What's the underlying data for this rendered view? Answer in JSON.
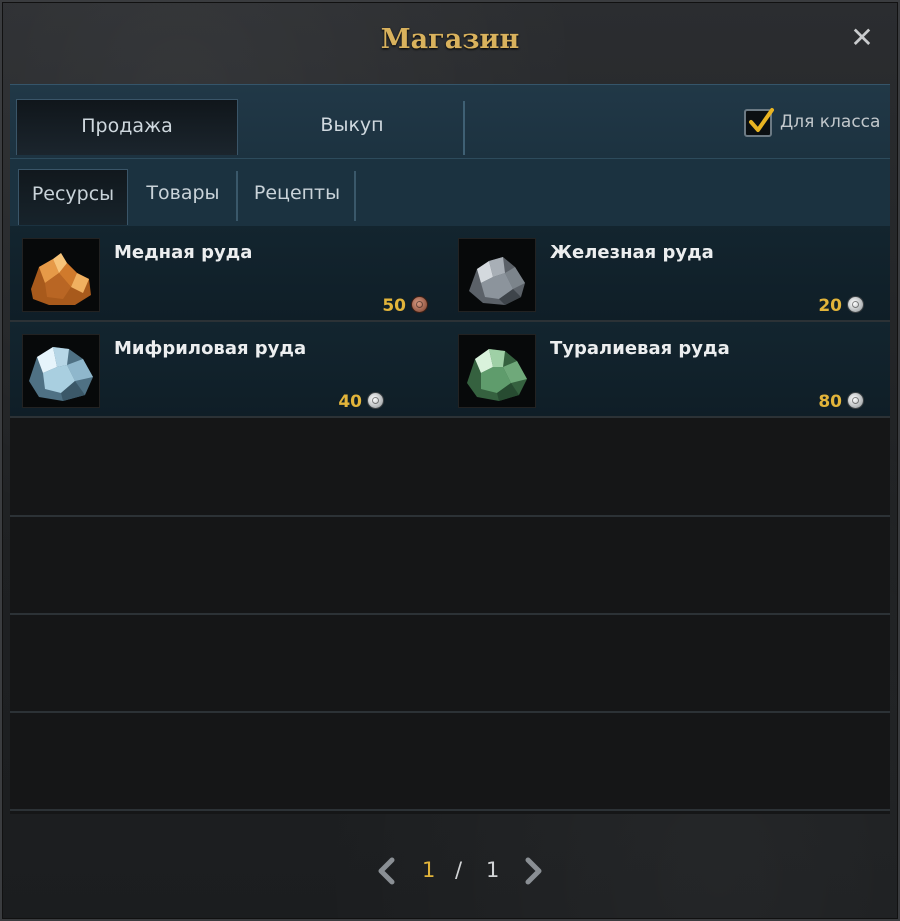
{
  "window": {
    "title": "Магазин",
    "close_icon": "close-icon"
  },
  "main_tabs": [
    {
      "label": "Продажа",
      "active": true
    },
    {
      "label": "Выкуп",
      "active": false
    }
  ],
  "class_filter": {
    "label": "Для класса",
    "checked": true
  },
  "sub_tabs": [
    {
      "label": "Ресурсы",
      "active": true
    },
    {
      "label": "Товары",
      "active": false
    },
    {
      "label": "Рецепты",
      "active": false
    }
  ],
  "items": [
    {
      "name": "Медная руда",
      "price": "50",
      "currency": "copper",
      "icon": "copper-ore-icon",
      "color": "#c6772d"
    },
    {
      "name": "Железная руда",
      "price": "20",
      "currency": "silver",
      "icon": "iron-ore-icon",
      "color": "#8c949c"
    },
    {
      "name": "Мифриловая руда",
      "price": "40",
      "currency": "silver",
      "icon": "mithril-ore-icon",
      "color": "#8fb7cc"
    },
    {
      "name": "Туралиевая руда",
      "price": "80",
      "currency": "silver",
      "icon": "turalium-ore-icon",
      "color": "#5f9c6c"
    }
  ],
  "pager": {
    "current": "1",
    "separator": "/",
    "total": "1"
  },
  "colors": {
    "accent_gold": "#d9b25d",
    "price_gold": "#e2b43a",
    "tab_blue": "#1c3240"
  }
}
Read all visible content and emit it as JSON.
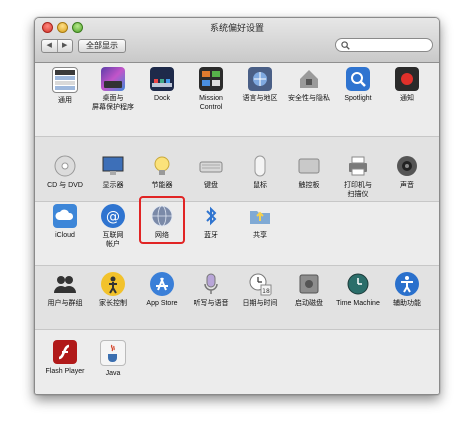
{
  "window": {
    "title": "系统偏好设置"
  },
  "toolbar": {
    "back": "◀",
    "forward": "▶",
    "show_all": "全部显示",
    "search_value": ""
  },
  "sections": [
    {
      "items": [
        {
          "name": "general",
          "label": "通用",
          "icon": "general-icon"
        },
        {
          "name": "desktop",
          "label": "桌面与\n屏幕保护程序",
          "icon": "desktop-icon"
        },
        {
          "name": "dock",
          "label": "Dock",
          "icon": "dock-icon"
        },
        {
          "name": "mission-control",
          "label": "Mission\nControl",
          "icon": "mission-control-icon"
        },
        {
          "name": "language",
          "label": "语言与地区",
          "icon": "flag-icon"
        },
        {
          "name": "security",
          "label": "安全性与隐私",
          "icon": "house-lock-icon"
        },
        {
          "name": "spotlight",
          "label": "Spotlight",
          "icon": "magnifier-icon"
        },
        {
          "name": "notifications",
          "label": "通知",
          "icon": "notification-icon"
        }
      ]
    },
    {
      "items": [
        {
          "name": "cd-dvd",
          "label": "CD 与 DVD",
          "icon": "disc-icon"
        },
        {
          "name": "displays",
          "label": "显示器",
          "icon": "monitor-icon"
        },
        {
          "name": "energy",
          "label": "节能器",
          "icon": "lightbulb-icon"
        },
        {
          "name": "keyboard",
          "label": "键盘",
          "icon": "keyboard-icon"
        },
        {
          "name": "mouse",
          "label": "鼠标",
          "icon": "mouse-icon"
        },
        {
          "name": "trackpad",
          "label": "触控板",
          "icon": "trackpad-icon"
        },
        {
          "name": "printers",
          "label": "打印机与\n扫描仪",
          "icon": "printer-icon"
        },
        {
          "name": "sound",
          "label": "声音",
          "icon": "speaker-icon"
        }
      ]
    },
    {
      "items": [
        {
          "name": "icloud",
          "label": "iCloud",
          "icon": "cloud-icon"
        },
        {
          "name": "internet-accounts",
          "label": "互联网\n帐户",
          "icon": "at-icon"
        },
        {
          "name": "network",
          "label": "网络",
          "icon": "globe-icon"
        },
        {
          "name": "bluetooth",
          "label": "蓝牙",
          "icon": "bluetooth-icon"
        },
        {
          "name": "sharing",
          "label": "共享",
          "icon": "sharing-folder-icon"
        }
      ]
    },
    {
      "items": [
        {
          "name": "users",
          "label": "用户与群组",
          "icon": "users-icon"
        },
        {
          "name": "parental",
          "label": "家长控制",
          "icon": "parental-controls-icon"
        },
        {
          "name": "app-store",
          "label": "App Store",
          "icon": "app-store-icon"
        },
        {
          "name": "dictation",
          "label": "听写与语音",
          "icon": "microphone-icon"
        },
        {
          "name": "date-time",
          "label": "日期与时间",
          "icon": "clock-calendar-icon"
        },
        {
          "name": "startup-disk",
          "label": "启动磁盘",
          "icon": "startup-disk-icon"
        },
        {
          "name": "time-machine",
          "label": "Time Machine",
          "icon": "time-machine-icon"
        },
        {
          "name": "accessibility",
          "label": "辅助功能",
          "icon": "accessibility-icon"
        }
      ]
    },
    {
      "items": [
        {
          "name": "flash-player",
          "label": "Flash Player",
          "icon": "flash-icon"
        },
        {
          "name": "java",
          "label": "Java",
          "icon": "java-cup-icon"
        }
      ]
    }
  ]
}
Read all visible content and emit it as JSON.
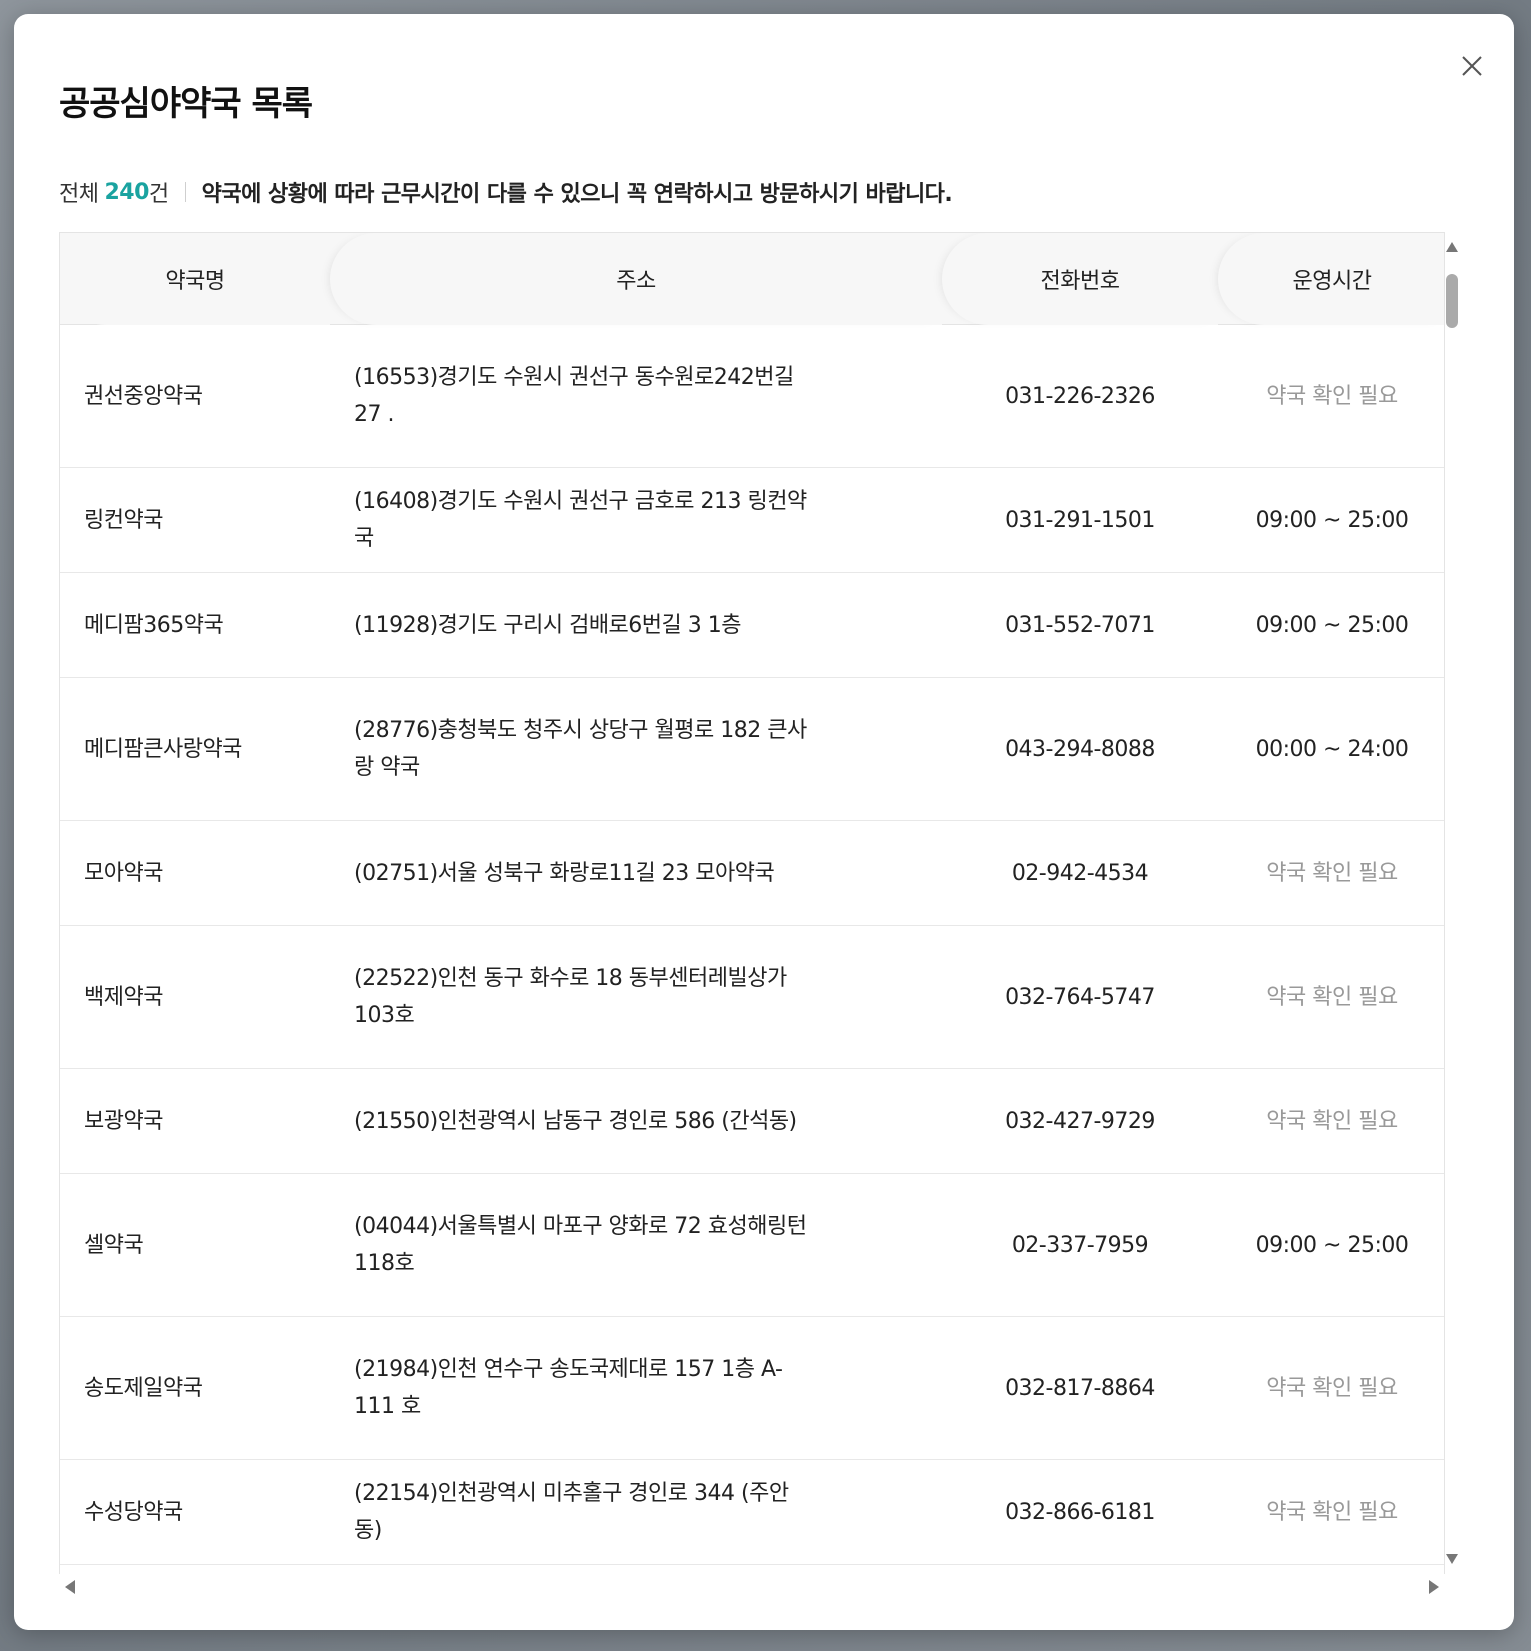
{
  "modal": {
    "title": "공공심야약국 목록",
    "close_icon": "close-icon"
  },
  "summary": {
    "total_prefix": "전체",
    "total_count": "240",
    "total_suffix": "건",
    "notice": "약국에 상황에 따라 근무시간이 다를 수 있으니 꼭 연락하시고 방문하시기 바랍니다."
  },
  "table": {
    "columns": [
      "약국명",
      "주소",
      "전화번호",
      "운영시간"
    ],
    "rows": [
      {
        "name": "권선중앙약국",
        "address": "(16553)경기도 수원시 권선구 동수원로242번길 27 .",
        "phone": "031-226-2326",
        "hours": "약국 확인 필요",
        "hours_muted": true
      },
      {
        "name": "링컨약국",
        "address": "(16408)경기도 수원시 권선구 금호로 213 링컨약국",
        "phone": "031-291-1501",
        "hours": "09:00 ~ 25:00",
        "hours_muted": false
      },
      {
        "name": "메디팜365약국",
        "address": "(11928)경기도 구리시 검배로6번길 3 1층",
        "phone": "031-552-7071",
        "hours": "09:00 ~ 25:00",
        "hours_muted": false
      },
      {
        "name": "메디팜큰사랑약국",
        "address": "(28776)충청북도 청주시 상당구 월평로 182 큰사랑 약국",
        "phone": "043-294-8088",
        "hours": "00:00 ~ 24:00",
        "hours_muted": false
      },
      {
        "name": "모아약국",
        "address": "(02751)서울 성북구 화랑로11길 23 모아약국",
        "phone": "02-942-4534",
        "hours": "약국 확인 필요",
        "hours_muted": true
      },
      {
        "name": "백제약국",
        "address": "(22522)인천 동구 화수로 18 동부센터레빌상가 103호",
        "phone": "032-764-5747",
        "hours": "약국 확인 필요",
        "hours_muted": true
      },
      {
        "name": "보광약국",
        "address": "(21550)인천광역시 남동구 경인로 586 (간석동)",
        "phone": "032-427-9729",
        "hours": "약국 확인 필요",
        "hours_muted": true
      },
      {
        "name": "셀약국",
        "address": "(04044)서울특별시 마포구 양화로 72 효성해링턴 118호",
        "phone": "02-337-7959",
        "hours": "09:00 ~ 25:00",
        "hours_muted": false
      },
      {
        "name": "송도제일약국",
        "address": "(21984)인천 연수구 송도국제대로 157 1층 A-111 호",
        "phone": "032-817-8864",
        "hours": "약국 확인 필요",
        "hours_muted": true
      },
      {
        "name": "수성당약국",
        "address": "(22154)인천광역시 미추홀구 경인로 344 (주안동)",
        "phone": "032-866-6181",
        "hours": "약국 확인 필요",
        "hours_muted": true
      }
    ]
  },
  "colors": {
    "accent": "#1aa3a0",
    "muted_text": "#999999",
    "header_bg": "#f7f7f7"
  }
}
-------
• Given task:
Using the data above, print every line exactly, omitting pictures.

• Finished task:
What's the underlying data for this rendered view? Answer in JSON.
{
  "window": {
    "title": "Магазин",
    "close_icon": "close-icon"
  },
  "main_tabs": [
    {
      "label": "Продажа",
      "active": true
    },
    {
      "label": "Выкуп",
      "active": false
    }
  ],
  "class_filter": {
    "label": "Для класса",
    "checked": true
  },
  "sub_tabs": [
    {
      "label": "Ресурсы",
      "active": true
    },
    {
      "label": "Товары",
      "active": false
    },
    {
      "label": "Рецепты",
      "active": false
    }
  ],
  "items": [
    {
      "name": "Медная руда",
      "price": "50",
      "currency": "copper",
      "icon": "copper-ore-icon",
      "color": "#c6772d"
    },
    {
      "name": "Железная руда",
      "price": "20",
      "currency": "silver",
      "icon": "iron-ore-icon",
      "color": "#8c949c"
    },
    {
      "name": "Мифриловая руда",
      "price": "40",
      "currency": "silver",
      "icon": "mithril-ore-icon",
      "color": "#8fb7cc"
    },
    {
      "name": "Туралиевая руда",
      "price": "80",
      "currency": "silver",
      "icon": "turalium-ore-icon",
      "color": "#5f9c6c"
    }
  ],
  "pager": {
    "current": "1",
    "separator": "/",
    "total": "1"
  },
  "colors": {
    "accent_gold": "#d9b25d",
    "price_gold": "#e2b43a",
    "tab_blue": "#1c3240"
  }
}
Read all visible content and emit it as JSON.
{
  "window": {
    "title": "系统偏好设置"
  },
  "toolbar": {
    "back": "◀",
    "forward": "▶",
    "show_all": "全部显示",
    "search_value": ""
  },
  "sections": [
    {
      "items": [
        {
          "name": "general",
          "label": "通用",
          "icon": "general-icon"
        },
        {
          "name": "desktop",
          "label": "桌面与\n屏幕保护程序",
          "icon": "desktop-icon"
        },
        {
          "name": "dock",
          "label": "Dock",
          "icon": "dock-icon"
        },
        {
          "name": "mission-control",
          "label": "Mission\nControl",
          "icon": "mission-control-icon"
        },
        {
          "name": "language",
          "label": "语言与地区",
          "icon": "flag-icon"
        },
        {
          "name": "security",
          "label": "安全性与隐私",
          "icon": "house-lock-icon"
        },
        {
          "name": "spotlight",
          "label": "Spotlight",
          "icon": "magnifier-icon"
        },
        {
          "name": "notifications",
          "label": "通知",
          "icon": "notification-icon"
        }
      ]
    },
    {
      "items": [
        {
          "name": "cd-dvd",
          "label": "CD 与 DVD",
          "icon": "disc-icon"
        },
        {
          "name": "displays",
          "label": "显示器",
          "icon": "monitor-icon"
        },
        {
          "name": "energy",
          "label": "节能器",
          "icon": "lightbulb-icon"
        },
        {
          "name": "keyboard",
          "label": "键盘",
          "icon": "keyboard-icon"
        },
        {
          "name": "mouse",
          "label": "鼠标",
          "icon": "mouse-icon"
        },
        {
          "name": "trackpad",
          "label": "触控板",
          "icon": "trackpad-icon"
        },
        {
          "name": "printers",
          "label": "打印机与\n扫描仪",
          "icon": "printer-icon"
        },
        {
          "name": "sound",
          "label": "声音",
          "icon": "speaker-icon"
        }
      ]
    },
    {
      "items": [
        {
          "name": "icloud",
          "label": "iCloud",
          "icon": "cloud-icon"
        },
        {
          "name": "internet-accounts",
          "label": "互联网\n帐户",
          "icon": "at-icon"
        },
        {
          "name": "network",
          "label": "网络",
          "icon": "globe-icon"
        },
        {
          "name": "bluetooth",
          "label": "蓝牙",
          "icon": "bluetooth-icon"
        },
        {
          "name": "sharing",
          "label": "共享",
          "icon": "sharing-folder-icon"
        }
      ]
    },
    {
      "items": [
        {
          "name": "users",
          "label": "用户与群组",
          "icon": "users-icon"
        },
        {
          "name": "parental",
          "label": "家长控制",
          "icon": "parental-controls-icon"
        },
        {
          "name": "app-store",
          "label": "App Store",
          "icon": "app-store-icon"
        },
        {
          "name": "dictation",
          "label": "听写与语音",
          "icon": "microphone-icon"
        },
        {
          "name": "date-time",
          "label": "日期与时间",
          "icon": "clock-calendar-icon"
        },
        {
          "name": "startup-disk",
          "label": "启动磁盘",
          "icon": "startup-disk-icon"
        },
        {
          "name": "time-machine",
          "label": "Time Machine",
          "icon": "time-machine-icon"
        },
        {
          "name": "accessibility",
          "label": "辅助功能",
          "icon": "accessibility-icon"
        }
      ]
    },
    {
      "items": [
        {
          "name": "flash-player",
          "label": "Flash Player",
          "icon": "flash-icon"
        },
        {
          "name": "java",
          "label": "Java",
          "icon": "java-cup-icon"
        }
      ]
    }
  ]
}
Read all visible content and emit it as JSON.
{
  "modal": {
    "title": "공공심야약국 목록",
    "close_icon": "close-icon"
  },
  "summary": {
    "total_prefix": "전체",
    "total_count": "240",
    "total_suffix": "건",
    "notice": "약국에 상황에 따라 근무시간이 다를 수 있으니 꼭 연락하시고 방문하시기 바랍니다."
  },
  "table": {
    "columns": [
      "약국명",
      "주소",
      "전화번호",
      "운영시간"
    ],
    "rows": [
      {
        "name": "권선중앙약국",
        "address": "(16553)경기도 수원시 권선구 동수원로242번길 27 .",
        "phone": "031-226-2326",
        "hours": "약국 확인 필요",
        "hours_muted": true
      },
      {
        "name": "링컨약국",
        "address": "(16408)경기도 수원시 권선구 금호로 213 링컨약국",
        "phone": "031-291-1501",
        "hours": "09:00 ~ 25:00",
        "hours_muted": false
      },
      {
        "name": "메디팜365약국",
        "address": "(11928)경기도 구리시 검배로6번길 3 1층",
        "phone": "031-552-7071",
        "hours": "09:00 ~ 25:00",
        "hours_muted": false
      },
      {
        "name": "메디팜큰사랑약국",
        "address": "(28776)충청북도 청주시 상당구 월평로 182 큰사랑 약국",
        "phone": "043-294-8088",
        "hours": "00:00 ~ 24:00",
        "hours_muted": false
      },
      {
        "name": "모아약국",
        "address": "(02751)서울 성북구 화랑로11길 23 모아약국",
        "phone": "02-942-4534",
        "hours": "약국 확인 필요",
        "hours_muted": true
      },
      {
        "name": "백제약국",
        "address": "(22522)인천 동구 화수로 18 동부센터레빌상가 103호",
        "phone": "032-764-5747",
        "hours": "약국 확인 필요",
        "hours_muted": true
      },
      {
        "name": "보광약국",
        "address": "(21550)인천광역시 남동구 경인로 586 (간석동)",
        "phone": "032-427-9729",
        "hours": "약국 확인 필요",
        "hours_muted": true
      },
      {
        "name": "셀약국",
        "address": "(04044)서울특별시 마포구 양화로 72 효성해링턴 118호",
        "phone": "02-337-7959",
        "hours": "09:00 ~ 25:00",
        "hours_muted": false
      },
      {
        "name": "송도제일약국",
        "address": "(21984)인천 연수구 송도국제대로 157 1층 A-111 호",
        "phone": "032-817-8864",
        "hours": "약국 확인 필요",
        "hours_muted": true
      },
      {
        "name": "수성당약국",
        "address": "(22154)인천광역시 미추홀구 경인로 344 (주안동)",
        "phone": "032-866-6181",
        "hours": "약국 확인 필요",
        "hours_muted": true
      }
    ]
  },
  "colors": {
    "accent": "#1aa3a0",
    "muted_text": "#999999",
    "header_bg": "#f7f7f7"
  }
}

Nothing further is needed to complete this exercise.